● **Aim**: Reproduce the rows verbatim, from the first line through the line containing "text-line: 个不放过：责任不落实的不放过，措施不具体的不放过，标准 xyxy=(131,442,825,470)", including that line.
§ §
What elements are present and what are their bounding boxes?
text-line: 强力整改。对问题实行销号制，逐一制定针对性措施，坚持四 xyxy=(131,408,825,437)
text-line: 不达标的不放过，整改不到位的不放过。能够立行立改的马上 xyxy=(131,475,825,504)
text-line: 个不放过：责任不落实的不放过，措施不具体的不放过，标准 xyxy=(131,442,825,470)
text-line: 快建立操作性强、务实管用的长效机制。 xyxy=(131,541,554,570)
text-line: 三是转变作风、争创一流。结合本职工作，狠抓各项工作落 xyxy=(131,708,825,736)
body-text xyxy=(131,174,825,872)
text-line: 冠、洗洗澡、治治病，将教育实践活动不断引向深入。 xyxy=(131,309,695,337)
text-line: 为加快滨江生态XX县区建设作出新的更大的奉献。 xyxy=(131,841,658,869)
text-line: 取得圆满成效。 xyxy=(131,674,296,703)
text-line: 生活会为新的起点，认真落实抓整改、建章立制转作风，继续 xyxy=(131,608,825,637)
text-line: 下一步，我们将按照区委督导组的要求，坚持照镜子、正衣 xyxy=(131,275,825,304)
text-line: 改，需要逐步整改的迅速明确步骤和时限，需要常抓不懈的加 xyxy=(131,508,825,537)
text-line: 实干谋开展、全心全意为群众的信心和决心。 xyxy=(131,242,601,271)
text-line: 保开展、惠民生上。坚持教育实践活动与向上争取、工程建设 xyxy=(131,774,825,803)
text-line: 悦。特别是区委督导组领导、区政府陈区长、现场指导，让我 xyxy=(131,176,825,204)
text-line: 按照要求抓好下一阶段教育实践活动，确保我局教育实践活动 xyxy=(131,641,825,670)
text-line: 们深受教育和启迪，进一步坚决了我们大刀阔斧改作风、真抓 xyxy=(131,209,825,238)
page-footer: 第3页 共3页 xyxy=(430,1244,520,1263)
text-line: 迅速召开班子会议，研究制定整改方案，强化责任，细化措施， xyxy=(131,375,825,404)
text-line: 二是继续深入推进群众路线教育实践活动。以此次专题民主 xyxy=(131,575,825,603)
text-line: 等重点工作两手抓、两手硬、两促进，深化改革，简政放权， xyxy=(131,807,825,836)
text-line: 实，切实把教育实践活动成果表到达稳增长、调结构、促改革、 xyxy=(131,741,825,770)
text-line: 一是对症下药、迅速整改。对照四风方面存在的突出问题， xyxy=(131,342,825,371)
§ §
● **Exercise answer**:
What elements are present and what are their bounding boxes?
text-line: 强力整改。对问题实行销号制，逐一制定针对性措施，坚持四 xyxy=(131,408,825,437)
text-line: 不达标的不放过，整改不到位的不放过。能够立行立改的马上 xyxy=(131,475,825,504)
text-line: 个不放过：责任不落实的不放过，措施不具体的不放过，标准 xyxy=(131,442,825,470)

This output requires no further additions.